Figure collection entries
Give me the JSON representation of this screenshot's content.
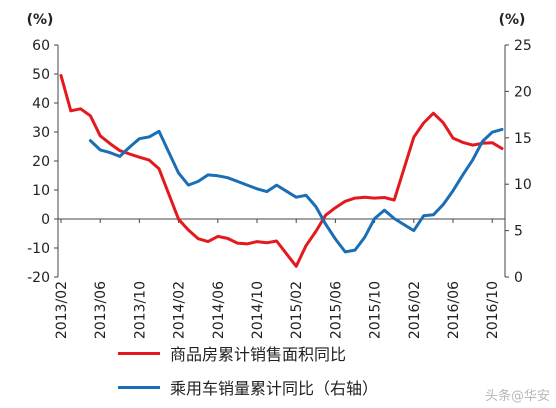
{
  "chart_data": {
    "type": "line",
    "categories": [
      "2013/02",
      "2013/03",
      "2013/04",
      "2013/05",
      "2013/06",
      "2013/07",
      "2013/08",
      "2013/09",
      "2013/10",
      "2013/11",
      "2013/12",
      "2014/01",
      "2014/02",
      "2014/03",
      "2014/04",
      "2014/05",
      "2014/06",
      "2014/07",
      "2014/08",
      "2014/09",
      "2014/10",
      "2014/11",
      "2014/12",
      "2015/01",
      "2015/02",
      "2015/03",
      "2015/04",
      "2015/05",
      "2015/06",
      "2015/07",
      "2015/08",
      "2015/09",
      "2015/10",
      "2015/11",
      "2015/12",
      "2016/01",
      "2016/02",
      "2016/03",
      "2016/04",
      "2016/05",
      "2016/06",
      "2016/07",
      "2016/08",
      "2016/09",
      "2016/10",
      "2016/11"
    ],
    "x_tick_labels": [
      "2013/02",
      "2013/06",
      "2013/10",
      "2014/02",
      "2014/06",
      "2014/10",
      "2015/02",
      "2015/06",
      "2015/10",
      "2016/02",
      "2016/06",
      "2016/10"
    ],
    "left_unit": "(%)",
    "right_unit": "(%)",
    "left_ylim": [
      -20,
      60
    ],
    "right_ylim": [
      0,
      25
    ],
    "left_ticks": [
      "60",
      "50",
      "40",
      "30",
      "20",
      "10",
      "0",
      "-10",
      "-20"
    ],
    "right_ticks": [
      "25",
      "20",
      "15",
      "10",
      "5",
      "0"
    ],
    "series": [
      {
        "name": "商品房累计销售面积同比",
        "axis": "left",
        "color": "#e4191e",
        "values": [
          49.5,
          37.3,
          38.0,
          35.6,
          28.7,
          26.0,
          23.6,
          22.4,
          21.3,
          20.3,
          17.3,
          null,
          -0.1,
          -3.8,
          -6.8,
          -7.8,
          -6.0,
          -6.7,
          -8.3,
          -8.6,
          -7.8,
          -8.2,
          -7.6,
          null,
          -16.3,
          -9.2,
          -4.3,
          1.3,
          3.9,
          6.1,
          7.2,
          7.5,
          7.2,
          7.4,
          6.5,
          null,
          28.2,
          33.1,
          36.5,
          33.2,
          27.9,
          26.4,
          25.5,
          26.1,
          26.3,
          24.3
        ]
      },
      {
        "name": "乘用车销量累计同比（右轴）",
        "axis": "right",
        "color": "#1a6eb5",
        "values": [
          null,
          null,
          null,
          14.7,
          13.7,
          13.4,
          13.0,
          14.0,
          14.9,
          15.1,
          15.7,
          null,
          11.2,
          9.9,
          10.3,
          11.0,
          10.9,
          10.7,
          10.3,
          9.9,
          9.5,
          9.2,
          9.9,
          null,
          8.6,
          8.8,
          7.6,
          5.7,
          4.1,
          2.7,
          2.9,
          4.3,
          6.3,
          7.2,
          6.3,
          null,
          5.0,
          6.6,
          6.7,
          7.8,
          9.3,
          11.0,
          12.6,
          14.6,
          15.6,
          15.9
        ]
      }
    ],
    "grid": false,
    "legend_position": "bottom-center"
  },
  "watermark": "头条@华安"
}
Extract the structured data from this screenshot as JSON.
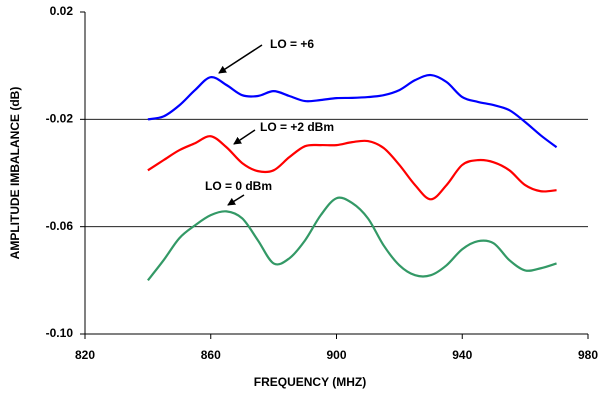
{
  "chart_data": {
    "type": "line",
    "xlabel": "FREQUENCY (MHZ)",
    "ylabel": "AMPLITUDE IMBALANCE (dB)",
    "x": [
      840,
      845,
      850,
      855,
      860,
      865,
      870,
      875,
      880,
      885,
      890,
      895,
      900,
      905,
      910,
      915,
      920,
      925,
      930,
      935,
      940,
      945,
      950,
      955,
      960,
      965,
      970
    ],
    "series": [
      {
        "color": "#0000ff",
        "values": [
          -0.02,
          -0.0189,
          -0.0148,
          -0.0091,
          -0.0043,
          -0.0072,
          -0.011,
          -0.0113,
          -0.0095,
          -0.0113,
          -0.0132,
          -0.0128,
          -0.0121,
          -0.012,
          -0.0117,
          -0.011,
          -0.0091,
          -0.0054,
          -0.0035,
          -0.0061,
          -0.0117,
          -0.0135,
          -0.0147,
          -0.0166,
          -0.021,
          -0.026,
          -0.0304
        ]
      },
      {
        "color": "#ff0000",
        "values": [
          -0.039,
          -0.0352,
          -0.0315,
          -0.0289,
          -0.0263,
          -0.0304,
          -0.0363,
          -0.0393,
          -0.039,
          -0.0341,
          -0.03,
          -0.0296,
          -0.0296,
          -0.0285,
          -0.0281,
          -0.0307,
          -0.037,
          -0.0445,
          -0.0498,
          -0.0445,
          -0.037,
          -0.0352,
          -0.036,
          -0.039,
          -0.0445,
          -0.0468,
          -0.0464
        ]
      },
      {
        "color": "#339966",
        "values": [
          -0.08,
          -0.0725,
          -0.0643,
          -0.0595,
          -0.0557,
          -0.0543,
          -0.0569,
          -0.0651,
          -0.0737,
          -0.0718,
          -0.0651,
          -0.0557,
          -0.0494,
          -0.0512,
          -0.0569,
          -0.067,
          -0.0744,
          -0.0781,
          -0.0781,
          -0.0744,
          -0.0684,
          -0.0654,
          -0.0662,
          -0.0725,
          -0.0763,
          -0.0755,
          -0.0737
        ]
      }
    ],
    "annotations": [
      "LO = +6",
      "LO = +2 dBm",
      "LO = 0 dBm"
    ],
    "xlim": [
      820,
      980
    ],
    "xticks": [
      820,
      860,
      900,
      940,
      980
    ],
    "ylim": [
      -0.1,
      0.02
    ],
    "yticks": [
      {
        "value": -0.1,
        "label": "-0.10"
      },
      -0.06,
      -0.02,
      0.02
    ],
    "grid": true
  }
}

→ Stated goal:
Which lines of the material contain the string "screenshot"? List each of them.

→ Task output:
Give me the JSON representation of this screenshot's content.
Extract the structured data from this screenshot as JSON.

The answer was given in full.